▸ PROBLEM DETAILS
Reproduce the line that holds "What's the underlying" together with all the lines after it up to the end of the entries.

▸ SUPPLIED RECORDS
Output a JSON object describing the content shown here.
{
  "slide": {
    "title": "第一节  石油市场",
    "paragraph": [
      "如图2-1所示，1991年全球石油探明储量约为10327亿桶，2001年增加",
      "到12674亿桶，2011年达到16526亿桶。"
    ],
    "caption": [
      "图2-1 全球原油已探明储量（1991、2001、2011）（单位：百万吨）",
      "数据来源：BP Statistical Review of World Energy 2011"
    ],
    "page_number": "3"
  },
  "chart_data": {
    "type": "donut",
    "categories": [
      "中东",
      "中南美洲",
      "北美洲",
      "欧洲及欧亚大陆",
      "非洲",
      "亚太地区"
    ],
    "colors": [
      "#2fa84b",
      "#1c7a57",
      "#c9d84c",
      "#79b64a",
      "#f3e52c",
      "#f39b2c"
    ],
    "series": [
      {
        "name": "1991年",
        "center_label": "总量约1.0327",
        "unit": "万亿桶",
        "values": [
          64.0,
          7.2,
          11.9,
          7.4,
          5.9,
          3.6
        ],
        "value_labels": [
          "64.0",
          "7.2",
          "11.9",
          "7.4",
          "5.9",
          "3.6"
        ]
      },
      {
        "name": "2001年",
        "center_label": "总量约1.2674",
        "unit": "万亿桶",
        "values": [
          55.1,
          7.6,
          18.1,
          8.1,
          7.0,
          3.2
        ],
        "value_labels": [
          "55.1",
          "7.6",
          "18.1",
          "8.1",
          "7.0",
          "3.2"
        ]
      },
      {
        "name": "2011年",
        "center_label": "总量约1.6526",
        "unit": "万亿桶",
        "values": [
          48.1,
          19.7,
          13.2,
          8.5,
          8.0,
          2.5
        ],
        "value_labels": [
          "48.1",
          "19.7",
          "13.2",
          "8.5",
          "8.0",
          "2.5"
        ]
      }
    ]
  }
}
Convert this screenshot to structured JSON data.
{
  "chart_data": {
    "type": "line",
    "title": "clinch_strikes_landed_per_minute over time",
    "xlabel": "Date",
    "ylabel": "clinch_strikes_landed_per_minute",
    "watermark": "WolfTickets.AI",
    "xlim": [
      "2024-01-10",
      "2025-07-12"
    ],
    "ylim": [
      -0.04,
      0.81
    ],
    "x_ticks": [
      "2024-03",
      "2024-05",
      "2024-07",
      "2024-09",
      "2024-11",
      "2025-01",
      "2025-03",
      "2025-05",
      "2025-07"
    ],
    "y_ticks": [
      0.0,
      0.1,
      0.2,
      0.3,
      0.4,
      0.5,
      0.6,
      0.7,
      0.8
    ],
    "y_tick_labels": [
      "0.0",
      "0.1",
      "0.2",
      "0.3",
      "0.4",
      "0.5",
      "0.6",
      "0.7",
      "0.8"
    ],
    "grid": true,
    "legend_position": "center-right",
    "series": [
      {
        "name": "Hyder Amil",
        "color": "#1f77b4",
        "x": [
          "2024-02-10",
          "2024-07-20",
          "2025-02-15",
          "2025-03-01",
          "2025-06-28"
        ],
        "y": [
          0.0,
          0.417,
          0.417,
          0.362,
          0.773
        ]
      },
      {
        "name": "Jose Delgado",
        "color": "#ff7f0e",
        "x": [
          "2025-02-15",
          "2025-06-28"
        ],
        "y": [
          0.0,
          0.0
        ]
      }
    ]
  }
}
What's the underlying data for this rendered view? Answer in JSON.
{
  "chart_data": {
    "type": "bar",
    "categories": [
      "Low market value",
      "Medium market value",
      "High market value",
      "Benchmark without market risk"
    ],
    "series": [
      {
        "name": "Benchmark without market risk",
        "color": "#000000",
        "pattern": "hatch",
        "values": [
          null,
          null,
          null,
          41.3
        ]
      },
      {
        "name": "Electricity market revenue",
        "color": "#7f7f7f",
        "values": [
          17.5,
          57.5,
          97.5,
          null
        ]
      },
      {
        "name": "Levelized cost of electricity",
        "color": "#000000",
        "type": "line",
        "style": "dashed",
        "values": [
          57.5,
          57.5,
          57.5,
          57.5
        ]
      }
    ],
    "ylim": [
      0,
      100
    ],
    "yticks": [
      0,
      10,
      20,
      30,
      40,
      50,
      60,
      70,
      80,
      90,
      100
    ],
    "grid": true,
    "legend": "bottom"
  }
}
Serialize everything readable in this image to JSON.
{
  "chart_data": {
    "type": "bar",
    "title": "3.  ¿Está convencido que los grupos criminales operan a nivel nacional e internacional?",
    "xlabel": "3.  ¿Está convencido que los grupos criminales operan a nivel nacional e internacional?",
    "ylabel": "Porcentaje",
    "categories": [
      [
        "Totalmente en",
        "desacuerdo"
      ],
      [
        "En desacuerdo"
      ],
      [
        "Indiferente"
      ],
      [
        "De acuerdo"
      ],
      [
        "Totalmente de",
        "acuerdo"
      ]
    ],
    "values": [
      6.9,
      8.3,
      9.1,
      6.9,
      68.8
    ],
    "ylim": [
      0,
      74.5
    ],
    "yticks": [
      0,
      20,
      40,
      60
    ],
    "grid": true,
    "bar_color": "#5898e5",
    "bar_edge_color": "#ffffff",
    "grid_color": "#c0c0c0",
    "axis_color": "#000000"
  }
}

▸ TASK RESPONSE
What's the underlying data for this rendered view? Answer in JSON.
{
  "chart_data": {
    "type": "bar",
    "categories": [
      "Low market value",
      "Medium market value",
      "High market value",
      "Benchmark without market risk"
    ],
    "series": [
      {
        "name": "Benchmark without market risk",
        "color": "#000000",
        "pattern": "hatch",
        "values": [
          null,
          null,
          null,
          41.3
        ]
      },
      {
        "name": "Electricity market revenue",
        "color": "#7f7f7f",
        "values": [
          17.5,
          57.5,
          97.5,
          null
        ]
      },
      {
        "name": "Levelized cost of electricity",
        "color": "#000000",
        "type": "line",
        "style": "dashed",
        "values": [
          57.5,
          57.5,
          57.5,
          57.5
        ]
      }
    ],
    "ylim": [
      0,
      100
    ],
    "yticks": [
      0,
      10,
      20,
      30,
      40,
      50,
      60,
      70,
      80,
      90,
      100
    ],
    "grid": true,
    "legend": "bottom"
  }
}
Serialize everything readable in this image to JSON.
{
  "chart_data": {
    "type": "bar",
    "title": "3.  ¿Está convencido que los grupos criminales operan a nivel nacional e internacional?",
    "xlabel": "3.  ¿Está convencido que los grupos criminales operan a nivel nacional e internacional?",
    "ylabel": "Porcentaje",
    "categories": [
      [
        "Totalmente en",
        "desacuerdo"
      ],
      [
        "En desacuerdo"
      ],
      [
        "Indiferente"
      ],
      [
        "De acuerdo"
      ],
      [
        "Totalmente de",
        "acuerdo"
      ]
    ],
    "values": [
      6.9,
      8.3,
      9.1,
      6.9,
      68.8
    ],
    "ylim": [
      0,
      74.5
    ],
    "yticks": [
      0,
      20,
      40,
      60
    ],
    "grid": true,
    "bar_color": "#5898e5",
    "bar_edge_color": "#ffffff",
    "grid_color": "#c0c0c0",
    "axis_color": "#000000"
  }
}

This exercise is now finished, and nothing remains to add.